#### [What you are asked to do]
Which lines include the word "true"? Copy each of them.

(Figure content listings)
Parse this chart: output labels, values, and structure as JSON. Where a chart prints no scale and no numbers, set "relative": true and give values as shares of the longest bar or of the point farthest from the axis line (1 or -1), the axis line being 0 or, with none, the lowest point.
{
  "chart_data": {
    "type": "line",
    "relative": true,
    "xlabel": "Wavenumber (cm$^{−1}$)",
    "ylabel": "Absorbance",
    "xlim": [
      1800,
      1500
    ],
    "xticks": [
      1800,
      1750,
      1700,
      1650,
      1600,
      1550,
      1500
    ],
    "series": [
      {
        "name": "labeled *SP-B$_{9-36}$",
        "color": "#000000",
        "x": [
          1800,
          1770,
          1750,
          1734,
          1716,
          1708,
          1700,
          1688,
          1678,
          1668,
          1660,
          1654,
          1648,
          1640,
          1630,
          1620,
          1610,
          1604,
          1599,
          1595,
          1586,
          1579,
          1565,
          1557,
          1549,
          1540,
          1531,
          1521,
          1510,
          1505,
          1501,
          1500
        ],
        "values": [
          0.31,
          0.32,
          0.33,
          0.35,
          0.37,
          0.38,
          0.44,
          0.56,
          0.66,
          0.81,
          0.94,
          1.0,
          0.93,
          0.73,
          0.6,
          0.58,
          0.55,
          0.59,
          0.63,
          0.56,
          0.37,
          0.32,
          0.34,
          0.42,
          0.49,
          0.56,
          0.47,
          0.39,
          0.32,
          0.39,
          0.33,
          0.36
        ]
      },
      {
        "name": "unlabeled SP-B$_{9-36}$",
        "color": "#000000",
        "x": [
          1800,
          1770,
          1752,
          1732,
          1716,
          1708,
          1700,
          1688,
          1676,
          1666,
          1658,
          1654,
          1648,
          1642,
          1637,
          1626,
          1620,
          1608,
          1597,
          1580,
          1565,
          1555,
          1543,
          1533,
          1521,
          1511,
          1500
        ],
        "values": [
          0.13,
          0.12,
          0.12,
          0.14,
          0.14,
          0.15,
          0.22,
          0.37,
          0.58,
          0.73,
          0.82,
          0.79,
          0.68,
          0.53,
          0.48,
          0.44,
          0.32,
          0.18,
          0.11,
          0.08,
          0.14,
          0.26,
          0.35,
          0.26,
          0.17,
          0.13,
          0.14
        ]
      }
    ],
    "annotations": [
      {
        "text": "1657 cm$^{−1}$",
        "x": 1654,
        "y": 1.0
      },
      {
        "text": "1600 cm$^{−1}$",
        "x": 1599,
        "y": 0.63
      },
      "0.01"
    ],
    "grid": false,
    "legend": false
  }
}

#### [Response to this exercise]
Parse this chart: output labels, values, and structure as JSON. Where a chart prints no scale and no numbers, set "relative": true and give values as shares of the longest bar or of the point farthest from the axis line (1 or -1), the axis line being 0 or, with none, the lowest point.
    "relative": true,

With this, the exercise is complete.